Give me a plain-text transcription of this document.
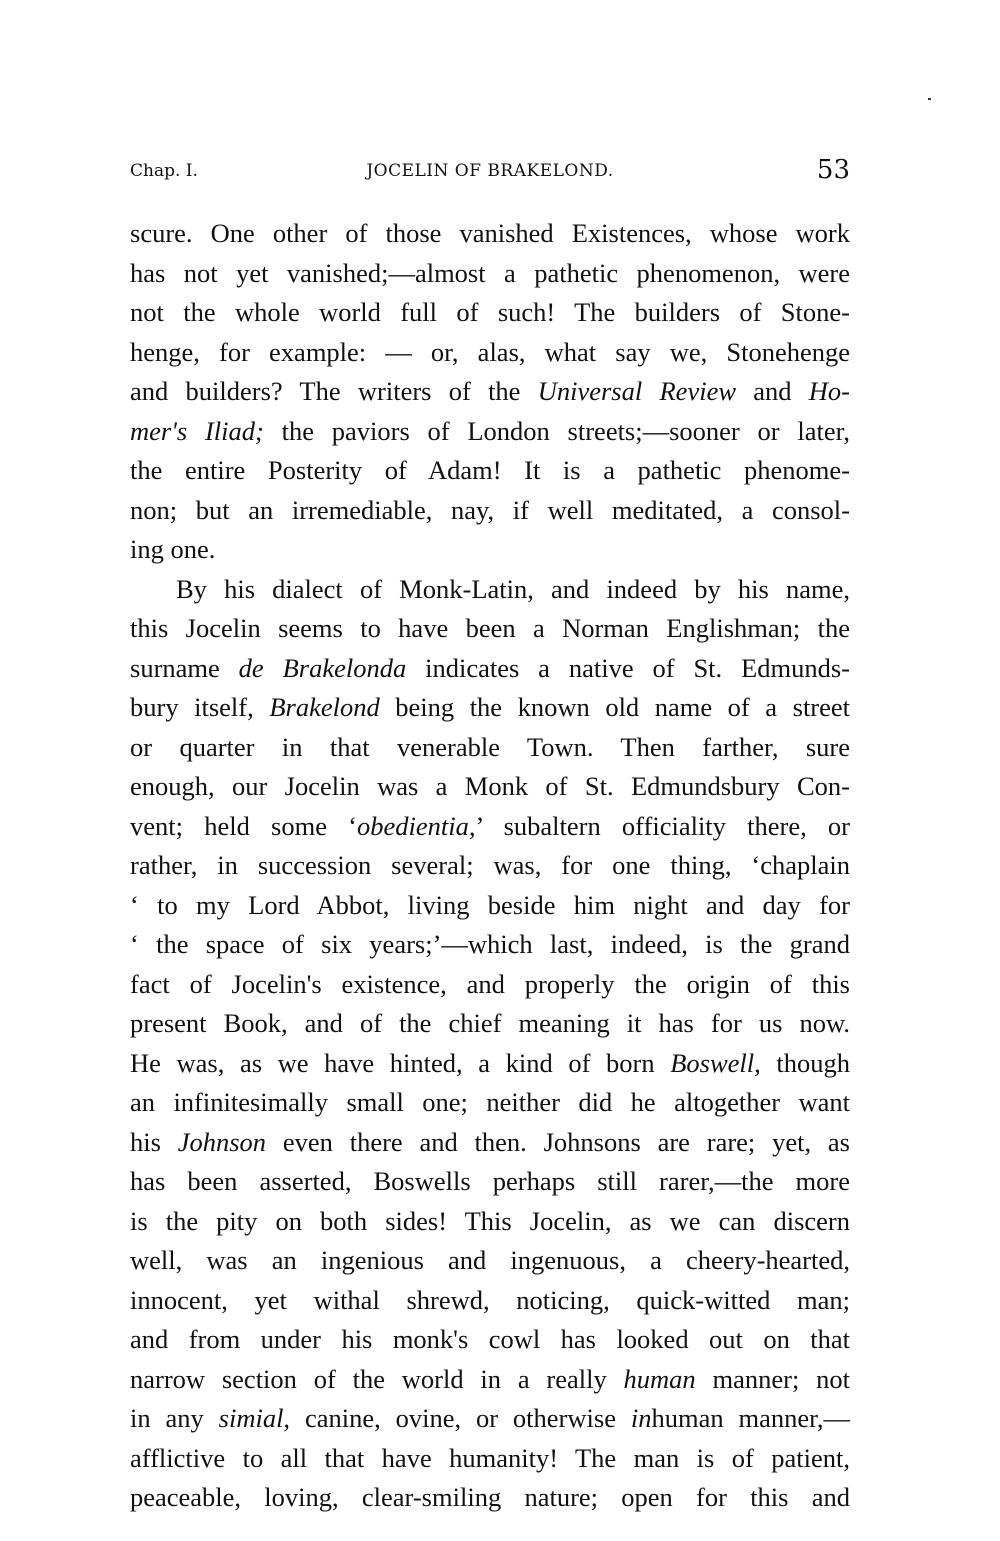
Chap. I.	JOCELIN OF BRAKELOND.	53
scure. One other of those vanished Existences, whose work
has not yet vanished;—almost a pathetic phenomenon, were
not the whole world full of such! The builders of Stone-
henge, for example: — or, alas, what say we, Stonehenge
and builders? The writers of the Universal Review and Ho-
mer's Iliad; the paviors of London streets;—sooner or later,
the entire Posterity of Adam! It is a pathetic phenome-
non; but an irremediable, nay, if well meditated, a consol-
ing one.
By his dialect of Monk-Latin, and indeed by his name,
this Jocelin seems to have been a Norman Englishman; the
surname de Brakelonda indicates a native of St. Edmunds-
bury itself, Brakelond being the known old name of a street
or quarter in that venerable Town. Then farther, sure
enough, our Jocelin was a Monk of St. Edmundsbury Con-
vent; held some ‘obedientia,’ subaltern officiality there, or
rather, in succession several; was, for one thing, ‘chaplain
‘ to my Lord Abbot, living beside him night and day for
‘ the space of six years;’—which last, indeed, is the grand
fact of Jocelin's existence, and properly the origin of this
present Book, and of the chief meaning it has for us now.
He was, as we have hinted, a kind of born Boswell, though
an infinitesimally small one; neither did he altogether want
his Johnson even there and then. Johnsons are rare; yet, as
has been asserted, Boswells perhaps still rarer,—the more
is the pity on both sides! This Jocelin, as we can discern
well, was an ingenious and ingenuous, a cheery-hearted,
innocent, yet withal shrewd, noticing, quick-witted man;
and from under his monk's cowl has looked out on that
narrow section of the world in a really human manner; not
in any simial, canine, ovine, or otherwise inhuman manner,—
afflictive to all that have humanity! The man is of patient,
peaceable, loving, clear-smiling nature; open for this and
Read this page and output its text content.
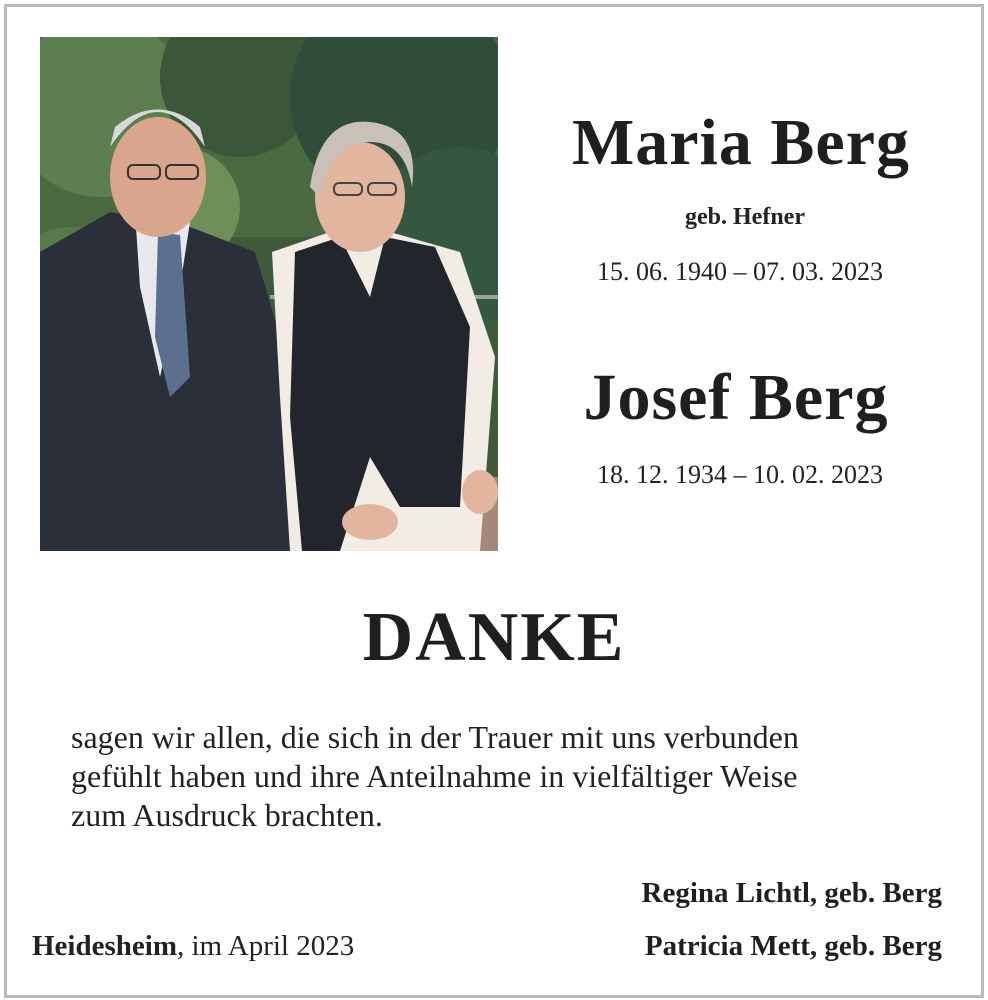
Maria Berg
geb. Hefner
15. 06. 1940 – 07. 03. 2023
Josef Berg
18. 12. 1934 – 10. 02. 2023
DANKE

sagen wir allen, die sich in der Trauer mit uns verbunden

gefühlt haben und ihre Anteilnahme in vielfältiger Weise

zum Ausdruck brachten.

Regina Lichtl, geb. Berg
Patricia Mett, geb. Berg
Heidesheim, im April 2023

######

Transcribe the full listing above exactly, with the images removed.

Give me a plain-text transcription of this document.
Chap. I.	JOCELIN OF BRAKELOND.	53
scure. One other of those vanished Existences, whose work
has not yet vanished;—almost a pathetic phenomenon, were
not the whole world full of such! The builders of Stone-
henge, for example: — or, alas, what say we, Stonehenge
and builders? The writers of the Universal Review and Ho-
mer's Iliad; the paviors of London streets;—sooner or later,
the entire Posterity of Adam! It is a pathetic phenome-
non; but an irremediable, nay, if well meditated, a consol-
ing one.
By his dialect of Monk-Latin, and indeed by his name,
this Jocelin seems to have been a Norman Englishman; the
surname de Brakelonda indicates a native of St. Edmunds-
bury itself, Brakelond being the known old name of a street
or quarter in that venerable Town. Then farther, sure
enough, our Jocelin was a Monk of St. Edmundsbury Con-
vent; held some ‘obedientia,’ subaltern officiality there, or
rather, in succession several; was, for one thing, ‘chaplain
‘ to my Lord Abbot, living beside him night and day for
‘ the space of six years;’—which last, indeed, is the grand
fact of Jocelin's existence, and properly the origin of this
present Book, and of the chief meaning it has for us now.
He was, as we have hinted, a kind of born Boswell, though
an infinitesimally small one; neither did he altogether want
his Johnson even there and then. Johnsons are rare; yet, as
has been asserted, Boswells perhaps still rarer,—the more
is the pity on both sides! This Jocelin, as we can discern
well, was an ingenious and ingenuous, a cheery-hearted,
innocent, yet withal shrewd, noticing, quick-witted man;
and from under his monk's cowl has looked out on that
narrow section of the world in a really human manner; not
in any simial, canine, ovine, or otherwise inhuman manner,—
afflictive to all that have humanity! The man is of patient,
peaceable, loving, clear-smiling nature; open for this and
Read this page and output its text content.
Maria Berg
geb. Hefner
15. 06. 1940 – 07. 03. 2023
Josef Berg
18. 12. 1934 – 10. 02. 2023
DANKE

sagen wir allen, die sich in der Trauer mit uns verbunden

gefühlt haben und ihre Anteilnahme in vielfältiger Weise

zum Ausdruck brachten.

Regina Lichtl, geb. Berg
Patricia Mett, geb. Berg
Heidesheim, im April 2023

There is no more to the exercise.